* Records for the task:
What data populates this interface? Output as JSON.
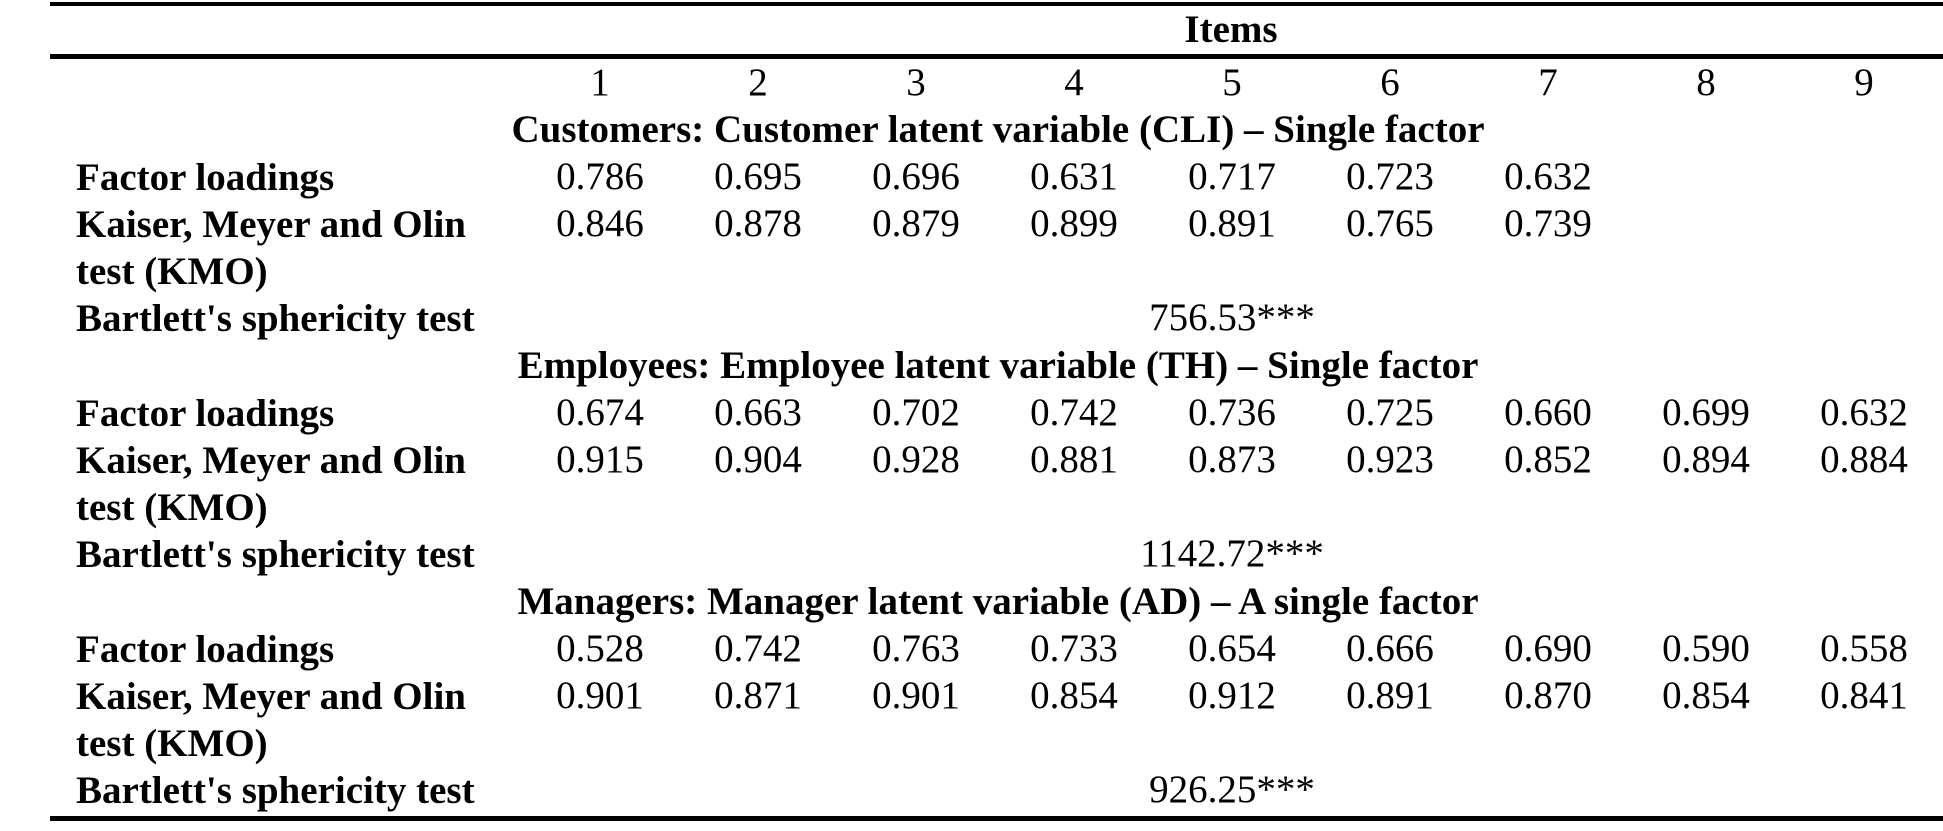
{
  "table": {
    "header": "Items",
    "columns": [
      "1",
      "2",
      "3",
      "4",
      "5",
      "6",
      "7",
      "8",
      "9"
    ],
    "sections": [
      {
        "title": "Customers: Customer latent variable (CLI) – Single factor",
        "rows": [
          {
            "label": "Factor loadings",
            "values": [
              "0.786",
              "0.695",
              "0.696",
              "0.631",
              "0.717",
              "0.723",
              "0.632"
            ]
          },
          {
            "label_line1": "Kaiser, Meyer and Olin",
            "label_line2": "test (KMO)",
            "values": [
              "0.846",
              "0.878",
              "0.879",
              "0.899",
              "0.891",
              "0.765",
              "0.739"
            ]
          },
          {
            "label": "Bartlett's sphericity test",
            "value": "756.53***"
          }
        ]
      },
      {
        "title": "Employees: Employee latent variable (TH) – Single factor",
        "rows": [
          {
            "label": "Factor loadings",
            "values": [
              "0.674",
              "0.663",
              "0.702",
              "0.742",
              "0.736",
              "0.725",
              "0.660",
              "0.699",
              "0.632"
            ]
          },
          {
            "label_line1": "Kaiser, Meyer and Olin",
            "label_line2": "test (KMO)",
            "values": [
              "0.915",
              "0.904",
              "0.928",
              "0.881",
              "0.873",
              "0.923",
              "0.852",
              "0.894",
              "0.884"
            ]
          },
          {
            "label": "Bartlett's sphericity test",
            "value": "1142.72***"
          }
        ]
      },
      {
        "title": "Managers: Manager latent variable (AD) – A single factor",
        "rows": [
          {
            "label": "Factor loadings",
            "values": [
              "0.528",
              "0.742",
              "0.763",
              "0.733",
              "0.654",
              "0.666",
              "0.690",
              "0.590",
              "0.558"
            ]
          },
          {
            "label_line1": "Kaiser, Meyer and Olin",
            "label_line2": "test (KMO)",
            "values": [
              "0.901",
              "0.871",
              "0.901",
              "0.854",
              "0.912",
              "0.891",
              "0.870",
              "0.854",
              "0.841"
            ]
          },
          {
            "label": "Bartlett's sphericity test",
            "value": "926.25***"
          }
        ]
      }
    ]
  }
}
--
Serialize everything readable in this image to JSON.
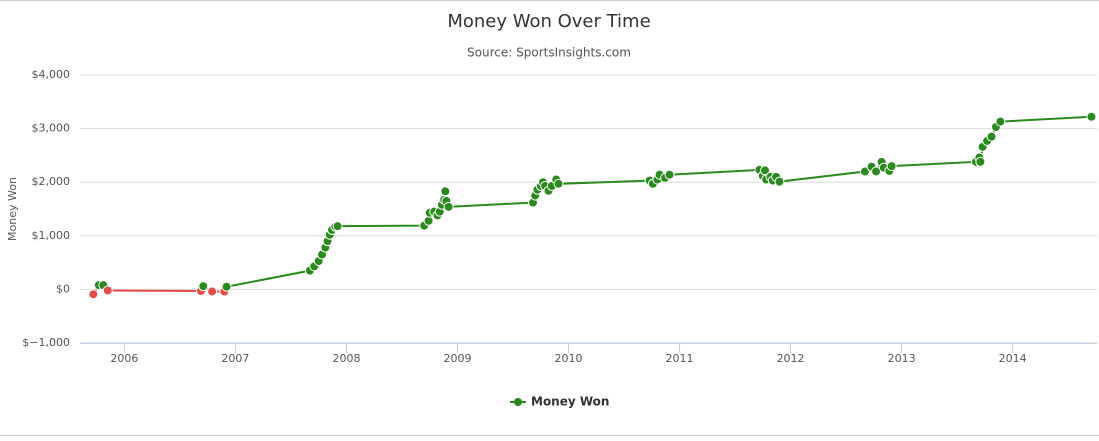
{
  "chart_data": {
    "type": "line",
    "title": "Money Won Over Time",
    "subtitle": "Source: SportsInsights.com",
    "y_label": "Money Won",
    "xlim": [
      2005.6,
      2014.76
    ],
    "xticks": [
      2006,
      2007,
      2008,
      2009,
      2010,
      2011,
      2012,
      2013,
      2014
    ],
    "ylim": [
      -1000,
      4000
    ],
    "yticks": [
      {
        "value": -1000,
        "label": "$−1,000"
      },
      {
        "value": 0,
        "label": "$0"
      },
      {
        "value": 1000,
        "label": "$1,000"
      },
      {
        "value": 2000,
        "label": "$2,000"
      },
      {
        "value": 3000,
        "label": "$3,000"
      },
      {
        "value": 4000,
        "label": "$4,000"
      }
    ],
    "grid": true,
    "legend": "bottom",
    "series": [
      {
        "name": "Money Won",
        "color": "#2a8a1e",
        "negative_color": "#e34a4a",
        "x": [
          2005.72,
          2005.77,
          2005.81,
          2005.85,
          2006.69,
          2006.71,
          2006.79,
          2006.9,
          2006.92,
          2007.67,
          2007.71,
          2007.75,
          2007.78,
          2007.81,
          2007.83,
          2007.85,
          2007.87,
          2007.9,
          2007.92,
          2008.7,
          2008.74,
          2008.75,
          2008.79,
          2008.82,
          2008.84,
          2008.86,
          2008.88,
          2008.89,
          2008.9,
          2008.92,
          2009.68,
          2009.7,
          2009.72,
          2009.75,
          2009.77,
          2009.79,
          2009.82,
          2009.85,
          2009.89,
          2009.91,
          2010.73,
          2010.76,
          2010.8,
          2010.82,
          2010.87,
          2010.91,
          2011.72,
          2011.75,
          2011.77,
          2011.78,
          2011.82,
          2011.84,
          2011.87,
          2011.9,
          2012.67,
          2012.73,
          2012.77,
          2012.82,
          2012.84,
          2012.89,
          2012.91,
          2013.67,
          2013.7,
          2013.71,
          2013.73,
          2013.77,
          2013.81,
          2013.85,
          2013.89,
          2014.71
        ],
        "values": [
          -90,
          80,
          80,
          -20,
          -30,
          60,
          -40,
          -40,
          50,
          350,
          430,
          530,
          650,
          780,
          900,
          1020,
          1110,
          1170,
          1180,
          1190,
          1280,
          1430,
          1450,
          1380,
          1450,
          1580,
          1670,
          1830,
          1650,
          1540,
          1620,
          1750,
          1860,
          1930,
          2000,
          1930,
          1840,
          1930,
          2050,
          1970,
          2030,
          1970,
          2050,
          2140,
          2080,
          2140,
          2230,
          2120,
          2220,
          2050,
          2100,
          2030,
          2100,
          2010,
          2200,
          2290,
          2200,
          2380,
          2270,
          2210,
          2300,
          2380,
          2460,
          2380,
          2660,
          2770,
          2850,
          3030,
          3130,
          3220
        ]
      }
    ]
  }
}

* The request:
Gather each line from the listing above that holds "latent".

* Exercise output:
        "title": "Customers: Customer latent variable (CLI) – Single factor",
        "title": "Employees: Employee latent variable (TH) – Single factor",
        "title": "Managers: Manager latent variable (AD) – A single factor",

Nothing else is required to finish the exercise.